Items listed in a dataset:
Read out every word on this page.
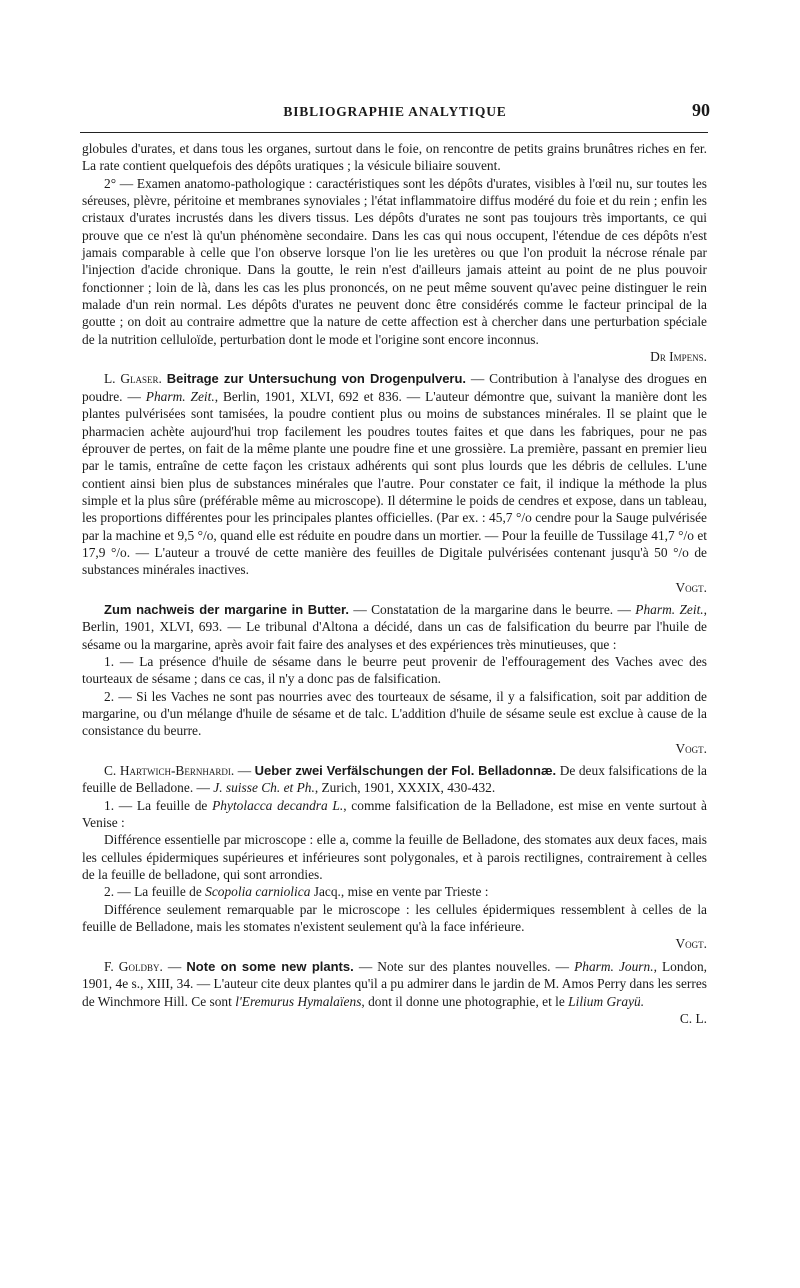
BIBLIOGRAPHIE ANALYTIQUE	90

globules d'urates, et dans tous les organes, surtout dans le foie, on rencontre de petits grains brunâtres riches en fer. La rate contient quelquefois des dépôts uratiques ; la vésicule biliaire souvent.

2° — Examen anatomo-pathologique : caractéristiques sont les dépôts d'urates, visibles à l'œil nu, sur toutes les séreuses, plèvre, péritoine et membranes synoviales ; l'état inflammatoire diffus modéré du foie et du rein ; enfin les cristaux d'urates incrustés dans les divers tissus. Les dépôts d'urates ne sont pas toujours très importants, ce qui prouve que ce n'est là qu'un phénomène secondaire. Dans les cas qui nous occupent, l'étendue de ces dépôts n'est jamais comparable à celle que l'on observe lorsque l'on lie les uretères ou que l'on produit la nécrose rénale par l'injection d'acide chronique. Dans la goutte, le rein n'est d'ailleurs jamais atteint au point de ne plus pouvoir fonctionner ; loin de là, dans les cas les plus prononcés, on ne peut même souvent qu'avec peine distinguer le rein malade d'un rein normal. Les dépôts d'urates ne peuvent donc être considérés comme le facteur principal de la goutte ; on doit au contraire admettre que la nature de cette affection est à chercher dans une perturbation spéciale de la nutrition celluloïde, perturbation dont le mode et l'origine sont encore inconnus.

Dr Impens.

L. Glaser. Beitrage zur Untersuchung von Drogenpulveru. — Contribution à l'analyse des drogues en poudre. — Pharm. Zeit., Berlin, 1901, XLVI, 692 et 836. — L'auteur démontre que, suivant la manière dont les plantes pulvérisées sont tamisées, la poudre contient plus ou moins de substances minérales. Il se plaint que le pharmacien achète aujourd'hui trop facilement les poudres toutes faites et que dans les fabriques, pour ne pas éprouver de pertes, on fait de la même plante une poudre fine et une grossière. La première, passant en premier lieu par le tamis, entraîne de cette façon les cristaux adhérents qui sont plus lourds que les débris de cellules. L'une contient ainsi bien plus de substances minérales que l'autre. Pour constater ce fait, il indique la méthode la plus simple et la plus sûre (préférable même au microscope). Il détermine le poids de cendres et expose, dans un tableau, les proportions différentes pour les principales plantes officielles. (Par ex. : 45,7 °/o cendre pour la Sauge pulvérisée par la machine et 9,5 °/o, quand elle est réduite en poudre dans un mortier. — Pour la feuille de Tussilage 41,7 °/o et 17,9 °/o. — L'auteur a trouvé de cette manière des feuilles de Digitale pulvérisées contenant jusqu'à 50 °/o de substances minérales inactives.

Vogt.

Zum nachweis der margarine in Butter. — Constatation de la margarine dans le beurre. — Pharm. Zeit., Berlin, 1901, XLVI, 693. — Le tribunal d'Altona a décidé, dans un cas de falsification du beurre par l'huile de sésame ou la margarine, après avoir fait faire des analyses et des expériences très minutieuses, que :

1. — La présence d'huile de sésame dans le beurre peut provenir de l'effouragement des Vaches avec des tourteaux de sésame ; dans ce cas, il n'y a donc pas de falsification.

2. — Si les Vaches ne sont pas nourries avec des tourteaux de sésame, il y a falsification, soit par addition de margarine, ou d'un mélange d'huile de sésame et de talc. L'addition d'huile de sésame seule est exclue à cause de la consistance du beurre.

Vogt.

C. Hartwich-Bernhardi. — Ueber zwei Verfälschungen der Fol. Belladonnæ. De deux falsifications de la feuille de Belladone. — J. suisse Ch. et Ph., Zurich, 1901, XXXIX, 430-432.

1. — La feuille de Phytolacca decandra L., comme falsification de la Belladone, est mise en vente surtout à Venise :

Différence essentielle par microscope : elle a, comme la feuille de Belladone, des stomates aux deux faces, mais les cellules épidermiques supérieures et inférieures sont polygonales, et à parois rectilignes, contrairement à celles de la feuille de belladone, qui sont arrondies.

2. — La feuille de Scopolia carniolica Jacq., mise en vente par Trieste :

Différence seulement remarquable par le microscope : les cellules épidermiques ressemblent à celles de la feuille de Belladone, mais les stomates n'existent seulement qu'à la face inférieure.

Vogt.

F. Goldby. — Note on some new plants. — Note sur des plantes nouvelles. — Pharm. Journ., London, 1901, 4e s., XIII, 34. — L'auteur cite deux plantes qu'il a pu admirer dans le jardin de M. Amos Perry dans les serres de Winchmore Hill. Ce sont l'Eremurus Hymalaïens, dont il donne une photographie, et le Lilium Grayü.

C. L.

**Exercise requirements:**
In the entries above, how many lines hold the word "surtout"? State the number and nothing else.

**Completed task:**
2